DESCRIPTION OF THE TASK: Return the complete listing that follows, with each line reproduced exactly.

RECORD SET:
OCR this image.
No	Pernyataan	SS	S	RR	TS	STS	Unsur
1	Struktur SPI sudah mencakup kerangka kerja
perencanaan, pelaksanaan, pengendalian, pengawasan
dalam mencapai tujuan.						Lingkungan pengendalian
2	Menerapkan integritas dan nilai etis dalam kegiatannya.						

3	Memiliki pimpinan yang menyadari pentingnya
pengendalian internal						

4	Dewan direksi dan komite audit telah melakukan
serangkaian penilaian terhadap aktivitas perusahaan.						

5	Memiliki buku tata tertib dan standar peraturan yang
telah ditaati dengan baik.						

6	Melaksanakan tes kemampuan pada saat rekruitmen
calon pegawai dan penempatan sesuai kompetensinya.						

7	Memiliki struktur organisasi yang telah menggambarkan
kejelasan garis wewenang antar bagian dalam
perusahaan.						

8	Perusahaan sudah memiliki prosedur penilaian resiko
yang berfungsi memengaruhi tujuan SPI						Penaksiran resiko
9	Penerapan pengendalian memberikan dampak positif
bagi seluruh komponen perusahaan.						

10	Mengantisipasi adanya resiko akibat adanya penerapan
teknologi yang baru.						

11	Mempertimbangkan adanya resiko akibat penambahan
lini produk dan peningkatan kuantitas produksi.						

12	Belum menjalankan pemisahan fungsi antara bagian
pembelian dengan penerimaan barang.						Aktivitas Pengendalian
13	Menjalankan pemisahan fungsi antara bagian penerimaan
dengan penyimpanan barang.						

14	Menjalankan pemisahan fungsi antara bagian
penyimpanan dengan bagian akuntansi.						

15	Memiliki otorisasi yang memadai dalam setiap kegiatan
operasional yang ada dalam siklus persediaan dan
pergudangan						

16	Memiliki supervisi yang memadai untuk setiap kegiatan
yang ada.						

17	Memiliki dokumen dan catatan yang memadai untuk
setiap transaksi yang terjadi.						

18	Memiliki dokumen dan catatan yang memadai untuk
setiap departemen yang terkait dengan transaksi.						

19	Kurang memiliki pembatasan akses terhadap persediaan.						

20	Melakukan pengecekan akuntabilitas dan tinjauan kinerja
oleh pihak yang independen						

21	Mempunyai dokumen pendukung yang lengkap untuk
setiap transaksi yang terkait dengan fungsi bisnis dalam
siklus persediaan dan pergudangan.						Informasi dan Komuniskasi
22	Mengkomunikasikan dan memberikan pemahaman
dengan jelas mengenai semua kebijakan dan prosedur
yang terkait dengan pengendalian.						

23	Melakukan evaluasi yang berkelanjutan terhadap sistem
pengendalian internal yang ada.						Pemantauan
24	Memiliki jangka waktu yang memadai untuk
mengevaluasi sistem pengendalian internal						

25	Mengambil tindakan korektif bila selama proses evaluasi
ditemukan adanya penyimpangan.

OUTPUT FOR THIS EXERCISE:
OCR this image.
No	Pernyataan	SS	S	RR	TS	STS	Unsur
1	Struktur SPI sudah mencakup kerangka kerja
perencanaan, pelaksanaan, pengendalian, pengawasan
dalam mencapai tujuan.						Lingkungan pengendalian
2	Menerapkan integritas dan nilai etis dalam kegiatannya.						

3	Memiliki pimpinan yang menyadari pentingnya
pengendalian internal						

4	Dewan direksi dan komite audit telah melakukan
serangkaian penilaian terhadap aktivitas perusahaan.						

5	Memiliki buku tata tertib dan standar peraturan yang
telah ditaati dengan baik.						

6	Melaksanakan tes kemampuan pada saat rekruitmen
calon pegawai dan penempatan sesuai kompetensinya.						

7	Memiliki struktur organisasi yang telah menggambarkan
kejelasan garis wewenang antar bagian dalam
perusahaan.						

8	Perusahaan sudah memiliki prosedur penilaian resiko
yang berfungsi memengaruhi tujuan SPI						Penaksiran resiko
9	Penerapan pengendalian memberikan dampak positif
bagi seluruh komponen perusahaan.						

10	Mengantisipasi adanya resiko akibat adanya penerapan
teknologi yang baru.						

11	Mempertimbangkan adanya resiko akibat penambahan
lini produk dan peningkatan kuantitas produksi.						

12	Belum menjalankan pemisahan fungsi antara bagian
pembelian dengan penerimaan barang.						Aktivitas Pengendalian
13	Menjalankan pemisahan fungsi antara bagian penerimaan
dengan penyimpanan barang.						

14	Menjalankan pemisahan fungsi antara bagian
penyimpanan dengan bagian akuntansi.						

15	Memiliki otorisasi yang memadai dalam setiap kegiatan
operasional yang ada dalam siklus persediaan dan
pergudangan						

16	Memiliki supervisi yang memadai untuk setiap kegiatan
yang ada.						

17	Memiliki dokumen dan catatan yang memadai untuk
setiap transaksi yang terjadi.						

18	Memiliki dokumen dan catatan yang memadai untuk
setiap departemen yang terkait dengan transaksi.						

19	Kurang memiliki pembatasan akses terhadap persediaan.						

20	Melakukan pengecekan akuntabilitas dan tinjauan kinerja
oleh pihak yang independen						

21	Mempunyai dokumen pendukung yang lengkap untuk
setiap transaksi yang terkait dengan fungsi bisnis dalam
siklus persediaan dan pergudangan.						Informasi dan Komuniskasi
22	Mengkomunikasikan dan memberikan pemahaman
dengan jelas mengenai semua kebijakan dan prosedur
yang terkait dengan pengendalian.						

23	Melakukan evaluasi yang berkelanjutan terhadap sistem
pengendalian internal yang ada.						Pemantauan
24	Memiliki jangka waktu yang memadai untuk
mengevaluasi sistem pengendalian internal						

25	Mengambil tindakan korektif bila selama proses evaluasi
ditemukan adanya penyimpangan.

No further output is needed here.